**Travail demandé**
a) Indiquez si chacune des affirmations suivantes est conforme au texte sur le moine : (i) le moine s’asseyait sous un arbre en fin d’après-midi ; (ii) le moine répondait toujours longuement aux questions des chercheurs ; (iii) certains fidèles posaient la tête sur ses genoux. Pour chacune, répondez par oui ou par non et citez les mots décisifs du texte.
b) Recopiez les lignes, de la première jusqu'à celle qui contient « 138, 281, 183] » incluse, en substituant « Oval shape » à « Ellipse shape » à chaque occurrence, sans rien modifier d'autre.

**Texte de lecture**
-.-.-

En fin d’après-midi, le moine s’asseyait sous un arbre, tandis que ses fidèles se rassemblaient autour de lui. Certains mettaient la tête sur ses genoux, et il les caressait avec amour, tandis que d’autres se contentaient de le regarder de loin. Les chercheurs posaient des questions; parfois le moine leur répondait longuement, et parfois il choisissait de leur parler en silence. Quoi qu’il en soit, la nuit ne tombait pas sans que tous les doutes ne soient dissipés.

-.-.-

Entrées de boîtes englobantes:
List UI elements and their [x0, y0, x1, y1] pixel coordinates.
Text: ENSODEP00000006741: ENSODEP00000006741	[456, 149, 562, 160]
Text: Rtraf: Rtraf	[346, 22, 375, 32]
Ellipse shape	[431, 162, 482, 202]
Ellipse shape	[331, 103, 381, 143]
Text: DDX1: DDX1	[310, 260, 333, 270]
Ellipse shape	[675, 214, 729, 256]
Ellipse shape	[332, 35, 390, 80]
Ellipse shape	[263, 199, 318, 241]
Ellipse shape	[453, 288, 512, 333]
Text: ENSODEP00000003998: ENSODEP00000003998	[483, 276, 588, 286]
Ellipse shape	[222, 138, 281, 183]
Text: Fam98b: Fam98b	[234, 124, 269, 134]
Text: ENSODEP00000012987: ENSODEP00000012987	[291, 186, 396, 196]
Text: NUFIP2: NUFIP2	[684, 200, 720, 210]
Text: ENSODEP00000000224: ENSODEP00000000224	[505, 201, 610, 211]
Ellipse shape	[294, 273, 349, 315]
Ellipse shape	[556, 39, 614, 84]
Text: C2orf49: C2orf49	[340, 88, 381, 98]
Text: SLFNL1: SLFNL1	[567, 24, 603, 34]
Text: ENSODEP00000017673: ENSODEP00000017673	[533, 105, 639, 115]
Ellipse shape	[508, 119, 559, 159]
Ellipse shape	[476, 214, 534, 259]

-.-.-

**Réponses dans l'ordre**
a)
(i) Oui : « En fin d’après-midi, le moine s’asseyait sous un arbre ».
(ii) Non : « parfois le moine leur répondait longuement, et parfois il choisissait de leur parler en silence ».
(iii) Oui : « Certains mettaient la tête sur ses genoux ».

b)
List UI elements and their [x0, y0, x1, y1] pixel coordinates.
Text: ENSODEP00000006741: ENSODEP00000006741	[456, 149, 562, 160]
Text: Rtraf: Rtraf	[346, 22, 375, 32]
Oval shape	[431, 162, 482, 202]
Oval shape	[331, 103, 381, 143]
Text: DDX1: DDX1	[310, 260, 333, 270]
Oval shape	[675, 214, 729, 256]
Oval shape	[332, 35, 390, 80]
Oval shape	[263, 199, 318, 241]
Oval shape	[453, 288, 512, 333]
Text: ENSODEP00000003998: ENSODEP00000003998	[483, 276, 588, 286]
Oval shape	[222, 138, 281, 183]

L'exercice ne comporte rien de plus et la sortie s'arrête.